- _Records provided_:

##########

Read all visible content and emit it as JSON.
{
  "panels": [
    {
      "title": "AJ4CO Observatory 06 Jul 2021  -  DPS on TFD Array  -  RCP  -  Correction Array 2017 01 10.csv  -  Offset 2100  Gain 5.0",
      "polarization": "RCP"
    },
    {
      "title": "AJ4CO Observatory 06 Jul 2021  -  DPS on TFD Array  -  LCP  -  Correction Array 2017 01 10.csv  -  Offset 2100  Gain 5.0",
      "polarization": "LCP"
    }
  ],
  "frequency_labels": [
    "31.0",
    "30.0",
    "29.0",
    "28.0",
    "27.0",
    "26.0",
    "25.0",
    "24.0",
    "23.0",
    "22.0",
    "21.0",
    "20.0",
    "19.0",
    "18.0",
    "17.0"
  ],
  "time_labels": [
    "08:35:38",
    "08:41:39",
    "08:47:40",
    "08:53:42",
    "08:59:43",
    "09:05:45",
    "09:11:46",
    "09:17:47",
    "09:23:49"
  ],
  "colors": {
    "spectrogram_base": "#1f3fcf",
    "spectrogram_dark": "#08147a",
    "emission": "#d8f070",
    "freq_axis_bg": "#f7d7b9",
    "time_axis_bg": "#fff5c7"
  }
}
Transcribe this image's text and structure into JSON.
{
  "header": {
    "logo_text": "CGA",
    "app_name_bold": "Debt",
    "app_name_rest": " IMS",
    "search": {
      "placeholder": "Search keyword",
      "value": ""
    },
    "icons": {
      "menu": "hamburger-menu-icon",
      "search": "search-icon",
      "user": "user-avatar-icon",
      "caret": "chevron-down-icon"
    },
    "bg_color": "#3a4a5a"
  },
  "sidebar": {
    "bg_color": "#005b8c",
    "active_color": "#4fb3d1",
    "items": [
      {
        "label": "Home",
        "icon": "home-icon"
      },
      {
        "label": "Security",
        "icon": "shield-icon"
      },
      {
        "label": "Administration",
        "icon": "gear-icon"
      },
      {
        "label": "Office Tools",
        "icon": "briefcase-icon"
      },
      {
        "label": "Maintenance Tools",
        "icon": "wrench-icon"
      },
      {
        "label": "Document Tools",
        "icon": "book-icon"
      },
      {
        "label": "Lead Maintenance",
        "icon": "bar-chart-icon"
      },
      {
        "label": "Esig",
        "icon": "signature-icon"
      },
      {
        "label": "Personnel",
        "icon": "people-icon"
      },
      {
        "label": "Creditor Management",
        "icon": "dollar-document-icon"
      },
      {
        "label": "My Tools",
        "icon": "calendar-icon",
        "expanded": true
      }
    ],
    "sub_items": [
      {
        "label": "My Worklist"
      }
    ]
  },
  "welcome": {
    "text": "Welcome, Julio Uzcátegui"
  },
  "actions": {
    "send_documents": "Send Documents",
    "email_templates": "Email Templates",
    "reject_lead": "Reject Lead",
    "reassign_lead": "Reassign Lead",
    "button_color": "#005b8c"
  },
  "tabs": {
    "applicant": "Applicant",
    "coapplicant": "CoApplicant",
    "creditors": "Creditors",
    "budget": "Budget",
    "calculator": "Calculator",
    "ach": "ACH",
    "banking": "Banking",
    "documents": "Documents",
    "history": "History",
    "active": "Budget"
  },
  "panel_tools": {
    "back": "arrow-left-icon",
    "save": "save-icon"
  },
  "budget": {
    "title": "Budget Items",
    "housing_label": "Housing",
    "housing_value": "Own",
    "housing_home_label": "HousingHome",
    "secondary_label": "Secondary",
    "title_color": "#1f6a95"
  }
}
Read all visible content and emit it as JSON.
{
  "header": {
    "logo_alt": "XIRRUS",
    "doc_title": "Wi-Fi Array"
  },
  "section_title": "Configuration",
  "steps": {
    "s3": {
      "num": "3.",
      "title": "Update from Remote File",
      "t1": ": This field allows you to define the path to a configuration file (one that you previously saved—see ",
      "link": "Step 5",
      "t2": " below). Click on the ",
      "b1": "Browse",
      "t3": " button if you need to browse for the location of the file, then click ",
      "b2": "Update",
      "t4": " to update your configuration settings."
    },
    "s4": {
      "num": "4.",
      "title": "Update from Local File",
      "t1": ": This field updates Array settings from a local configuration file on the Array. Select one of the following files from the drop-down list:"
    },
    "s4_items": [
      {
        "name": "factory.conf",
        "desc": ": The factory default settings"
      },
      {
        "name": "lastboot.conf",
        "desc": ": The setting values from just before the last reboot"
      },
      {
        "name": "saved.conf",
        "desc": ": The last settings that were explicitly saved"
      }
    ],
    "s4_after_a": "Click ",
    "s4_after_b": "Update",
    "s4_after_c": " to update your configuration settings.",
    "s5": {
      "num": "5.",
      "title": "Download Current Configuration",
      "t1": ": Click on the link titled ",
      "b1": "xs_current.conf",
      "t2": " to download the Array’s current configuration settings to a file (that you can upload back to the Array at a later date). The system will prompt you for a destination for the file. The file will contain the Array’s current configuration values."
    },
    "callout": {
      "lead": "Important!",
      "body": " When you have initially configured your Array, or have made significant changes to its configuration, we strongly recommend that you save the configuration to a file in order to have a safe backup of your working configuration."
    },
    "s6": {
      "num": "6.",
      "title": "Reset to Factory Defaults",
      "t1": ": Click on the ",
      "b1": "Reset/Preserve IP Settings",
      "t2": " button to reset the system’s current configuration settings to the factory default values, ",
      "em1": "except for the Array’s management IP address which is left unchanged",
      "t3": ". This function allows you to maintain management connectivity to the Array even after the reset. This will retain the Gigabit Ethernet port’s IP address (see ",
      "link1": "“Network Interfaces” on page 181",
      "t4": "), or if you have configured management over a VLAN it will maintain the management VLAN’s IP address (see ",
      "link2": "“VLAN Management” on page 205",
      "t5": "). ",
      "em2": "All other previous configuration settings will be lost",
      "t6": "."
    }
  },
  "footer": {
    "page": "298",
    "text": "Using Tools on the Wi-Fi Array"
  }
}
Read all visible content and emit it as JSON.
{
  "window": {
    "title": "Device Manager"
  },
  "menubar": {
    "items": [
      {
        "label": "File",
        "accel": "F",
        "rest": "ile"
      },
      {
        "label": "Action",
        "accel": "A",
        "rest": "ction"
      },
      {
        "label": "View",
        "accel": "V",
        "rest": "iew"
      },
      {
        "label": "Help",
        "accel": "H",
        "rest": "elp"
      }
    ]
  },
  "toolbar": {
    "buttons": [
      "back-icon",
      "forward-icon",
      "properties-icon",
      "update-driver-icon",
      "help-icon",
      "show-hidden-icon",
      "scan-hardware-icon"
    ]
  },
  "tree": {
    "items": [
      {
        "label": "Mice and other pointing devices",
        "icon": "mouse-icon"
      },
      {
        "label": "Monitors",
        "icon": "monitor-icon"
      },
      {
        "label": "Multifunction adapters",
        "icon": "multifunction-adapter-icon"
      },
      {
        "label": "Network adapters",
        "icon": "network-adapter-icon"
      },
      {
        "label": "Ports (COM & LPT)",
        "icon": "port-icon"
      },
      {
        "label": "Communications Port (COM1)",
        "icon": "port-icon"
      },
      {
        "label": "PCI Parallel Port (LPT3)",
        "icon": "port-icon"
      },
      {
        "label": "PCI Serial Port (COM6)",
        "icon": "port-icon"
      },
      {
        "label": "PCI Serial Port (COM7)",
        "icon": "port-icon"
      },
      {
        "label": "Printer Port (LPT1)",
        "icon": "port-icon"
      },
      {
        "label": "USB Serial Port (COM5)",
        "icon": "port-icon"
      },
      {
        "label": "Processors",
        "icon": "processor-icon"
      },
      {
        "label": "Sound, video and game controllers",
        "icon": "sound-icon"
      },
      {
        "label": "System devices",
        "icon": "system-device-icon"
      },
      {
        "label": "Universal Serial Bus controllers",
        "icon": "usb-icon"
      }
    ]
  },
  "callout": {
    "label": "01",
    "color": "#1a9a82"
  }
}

##########

- _Task brief_:
Make a list of all lines in the data that contain "VLAN".

- _Expected answer_:
      "t4": "), or if you have configured management over a VLAN it will maintain the management VLAN’s IP address (see ",
      "link2": "“VLAN Management” on page 205",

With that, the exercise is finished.